## [WORK INSTRUCTION]
Using the listing below, please gather every line containing the word "Turkey".

## [EXTRACTED ENTRIES]
..............................

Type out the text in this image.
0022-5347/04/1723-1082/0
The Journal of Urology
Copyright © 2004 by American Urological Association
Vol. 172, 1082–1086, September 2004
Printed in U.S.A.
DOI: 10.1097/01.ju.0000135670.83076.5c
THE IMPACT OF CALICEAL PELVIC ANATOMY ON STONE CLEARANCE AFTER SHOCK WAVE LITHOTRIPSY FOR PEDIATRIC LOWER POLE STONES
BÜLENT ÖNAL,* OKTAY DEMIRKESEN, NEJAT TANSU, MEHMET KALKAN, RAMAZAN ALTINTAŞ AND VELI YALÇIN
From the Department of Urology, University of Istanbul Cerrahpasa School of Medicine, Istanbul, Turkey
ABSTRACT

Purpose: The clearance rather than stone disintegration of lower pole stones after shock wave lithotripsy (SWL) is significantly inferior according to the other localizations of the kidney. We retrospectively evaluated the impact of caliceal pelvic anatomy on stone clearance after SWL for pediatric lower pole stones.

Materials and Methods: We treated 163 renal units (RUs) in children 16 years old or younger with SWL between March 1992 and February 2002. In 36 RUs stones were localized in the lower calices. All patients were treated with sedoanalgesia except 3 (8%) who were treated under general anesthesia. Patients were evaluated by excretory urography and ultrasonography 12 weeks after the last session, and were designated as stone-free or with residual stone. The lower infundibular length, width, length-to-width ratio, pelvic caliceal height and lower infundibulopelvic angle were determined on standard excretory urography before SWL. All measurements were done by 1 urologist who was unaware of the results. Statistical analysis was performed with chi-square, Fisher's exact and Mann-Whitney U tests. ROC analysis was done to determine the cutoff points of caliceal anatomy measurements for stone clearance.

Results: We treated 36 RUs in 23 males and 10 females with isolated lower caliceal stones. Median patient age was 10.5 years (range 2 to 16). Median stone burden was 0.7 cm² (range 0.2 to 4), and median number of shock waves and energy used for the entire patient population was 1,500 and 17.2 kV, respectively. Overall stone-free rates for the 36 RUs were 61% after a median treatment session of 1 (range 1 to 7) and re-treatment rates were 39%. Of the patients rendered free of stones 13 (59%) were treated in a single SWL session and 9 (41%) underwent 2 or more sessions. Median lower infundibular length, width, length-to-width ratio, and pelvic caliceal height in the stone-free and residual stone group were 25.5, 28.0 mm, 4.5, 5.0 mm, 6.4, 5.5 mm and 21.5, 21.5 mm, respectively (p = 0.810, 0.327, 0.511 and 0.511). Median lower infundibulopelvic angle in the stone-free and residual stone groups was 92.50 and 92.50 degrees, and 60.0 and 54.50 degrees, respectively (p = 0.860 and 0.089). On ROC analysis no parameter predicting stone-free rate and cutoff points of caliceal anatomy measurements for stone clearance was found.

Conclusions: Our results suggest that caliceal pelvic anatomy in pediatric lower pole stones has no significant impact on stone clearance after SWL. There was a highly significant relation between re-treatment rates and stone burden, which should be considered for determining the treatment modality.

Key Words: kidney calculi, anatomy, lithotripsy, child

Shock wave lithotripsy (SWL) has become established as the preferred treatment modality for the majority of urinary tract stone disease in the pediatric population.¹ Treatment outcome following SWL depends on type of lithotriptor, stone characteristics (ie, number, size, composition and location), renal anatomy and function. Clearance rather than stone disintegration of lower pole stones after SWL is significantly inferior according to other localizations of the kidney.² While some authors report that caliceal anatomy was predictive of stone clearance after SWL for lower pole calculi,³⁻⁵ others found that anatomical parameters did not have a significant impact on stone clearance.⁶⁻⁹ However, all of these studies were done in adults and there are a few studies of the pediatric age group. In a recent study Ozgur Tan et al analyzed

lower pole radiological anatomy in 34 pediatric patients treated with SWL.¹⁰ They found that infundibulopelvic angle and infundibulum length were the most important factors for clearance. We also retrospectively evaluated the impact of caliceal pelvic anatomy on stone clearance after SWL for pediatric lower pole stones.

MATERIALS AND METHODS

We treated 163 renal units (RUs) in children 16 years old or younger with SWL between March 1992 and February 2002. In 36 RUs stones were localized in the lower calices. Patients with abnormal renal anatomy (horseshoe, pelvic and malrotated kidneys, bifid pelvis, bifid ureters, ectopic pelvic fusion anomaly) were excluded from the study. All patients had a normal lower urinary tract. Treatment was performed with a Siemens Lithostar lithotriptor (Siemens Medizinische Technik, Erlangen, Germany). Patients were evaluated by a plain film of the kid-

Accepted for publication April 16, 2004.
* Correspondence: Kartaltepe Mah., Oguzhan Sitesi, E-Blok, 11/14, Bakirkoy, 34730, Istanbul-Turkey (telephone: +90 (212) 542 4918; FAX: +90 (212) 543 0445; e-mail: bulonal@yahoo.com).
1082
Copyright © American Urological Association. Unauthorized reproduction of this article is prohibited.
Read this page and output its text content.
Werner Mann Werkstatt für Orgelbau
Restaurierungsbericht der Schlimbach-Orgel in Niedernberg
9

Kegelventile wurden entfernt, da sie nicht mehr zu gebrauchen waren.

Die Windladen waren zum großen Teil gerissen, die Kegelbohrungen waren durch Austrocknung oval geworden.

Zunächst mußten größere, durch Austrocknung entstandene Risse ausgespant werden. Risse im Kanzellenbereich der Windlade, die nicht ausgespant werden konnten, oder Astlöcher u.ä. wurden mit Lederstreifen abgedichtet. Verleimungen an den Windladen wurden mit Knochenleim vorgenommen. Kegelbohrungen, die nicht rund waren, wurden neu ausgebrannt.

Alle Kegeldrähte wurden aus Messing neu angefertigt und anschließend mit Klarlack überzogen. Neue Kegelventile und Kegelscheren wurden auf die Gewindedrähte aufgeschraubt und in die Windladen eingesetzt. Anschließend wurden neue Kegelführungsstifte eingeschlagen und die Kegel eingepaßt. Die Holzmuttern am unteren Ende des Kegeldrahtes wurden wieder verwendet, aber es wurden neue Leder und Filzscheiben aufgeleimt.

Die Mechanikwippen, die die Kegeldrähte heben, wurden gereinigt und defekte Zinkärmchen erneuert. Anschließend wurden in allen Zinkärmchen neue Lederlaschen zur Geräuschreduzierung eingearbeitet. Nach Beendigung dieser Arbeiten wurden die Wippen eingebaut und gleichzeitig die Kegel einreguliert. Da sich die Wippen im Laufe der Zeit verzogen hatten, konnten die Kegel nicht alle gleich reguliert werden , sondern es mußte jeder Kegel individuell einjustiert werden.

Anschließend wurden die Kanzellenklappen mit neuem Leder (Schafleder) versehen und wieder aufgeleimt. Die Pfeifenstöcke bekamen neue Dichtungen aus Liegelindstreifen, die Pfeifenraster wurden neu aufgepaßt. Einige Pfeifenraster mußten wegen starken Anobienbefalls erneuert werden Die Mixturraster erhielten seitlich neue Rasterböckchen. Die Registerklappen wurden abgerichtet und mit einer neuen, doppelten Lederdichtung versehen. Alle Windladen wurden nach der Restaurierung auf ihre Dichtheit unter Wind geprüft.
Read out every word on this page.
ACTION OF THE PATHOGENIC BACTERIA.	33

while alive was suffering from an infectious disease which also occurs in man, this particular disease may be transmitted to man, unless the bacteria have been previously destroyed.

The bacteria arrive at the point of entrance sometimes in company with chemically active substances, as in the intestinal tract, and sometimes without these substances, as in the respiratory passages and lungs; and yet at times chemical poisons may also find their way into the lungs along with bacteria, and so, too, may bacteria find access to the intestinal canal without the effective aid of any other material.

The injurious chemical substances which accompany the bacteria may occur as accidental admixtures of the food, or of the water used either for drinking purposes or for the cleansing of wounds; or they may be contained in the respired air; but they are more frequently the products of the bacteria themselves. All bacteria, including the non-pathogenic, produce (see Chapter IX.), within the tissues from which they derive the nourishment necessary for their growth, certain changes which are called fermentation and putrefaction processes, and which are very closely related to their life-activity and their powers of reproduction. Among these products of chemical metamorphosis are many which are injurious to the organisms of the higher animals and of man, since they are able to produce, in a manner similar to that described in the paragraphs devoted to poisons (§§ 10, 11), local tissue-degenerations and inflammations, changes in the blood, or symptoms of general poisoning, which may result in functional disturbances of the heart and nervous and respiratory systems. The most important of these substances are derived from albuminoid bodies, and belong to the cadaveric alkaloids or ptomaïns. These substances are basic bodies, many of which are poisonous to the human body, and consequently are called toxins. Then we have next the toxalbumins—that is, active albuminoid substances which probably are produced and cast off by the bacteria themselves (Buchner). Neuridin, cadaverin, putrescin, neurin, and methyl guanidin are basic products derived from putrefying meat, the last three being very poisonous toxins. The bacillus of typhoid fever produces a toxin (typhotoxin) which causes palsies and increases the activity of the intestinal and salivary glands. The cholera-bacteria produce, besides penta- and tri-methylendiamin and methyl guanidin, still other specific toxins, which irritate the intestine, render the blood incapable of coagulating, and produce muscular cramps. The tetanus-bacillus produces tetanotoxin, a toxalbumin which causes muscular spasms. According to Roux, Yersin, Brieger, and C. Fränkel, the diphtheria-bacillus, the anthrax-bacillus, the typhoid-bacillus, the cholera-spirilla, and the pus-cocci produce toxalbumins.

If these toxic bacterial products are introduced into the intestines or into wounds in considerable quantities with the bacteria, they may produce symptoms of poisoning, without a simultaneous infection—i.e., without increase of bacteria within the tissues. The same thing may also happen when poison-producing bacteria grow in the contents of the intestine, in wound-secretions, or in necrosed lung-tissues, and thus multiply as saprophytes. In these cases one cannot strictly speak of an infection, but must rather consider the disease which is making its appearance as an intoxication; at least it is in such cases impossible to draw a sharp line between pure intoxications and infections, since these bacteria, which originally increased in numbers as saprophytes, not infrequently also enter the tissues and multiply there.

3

..............................

## [SOLUTION BELOW]
From the Department of Urology, University of Istanbul Cerrahpasa School of Medicine, Istanbul, Turkey
* Correspondence: Kartaltepe Mah., Oguzhan Sitesi, E-Blok, 11/14, Bakirkoy, 34730, Istanbul-Turkey (telephone: +90 (212) 542 4918; FAX: +90 (212) 543 0445; e-mail: bulonal@yahoo.com).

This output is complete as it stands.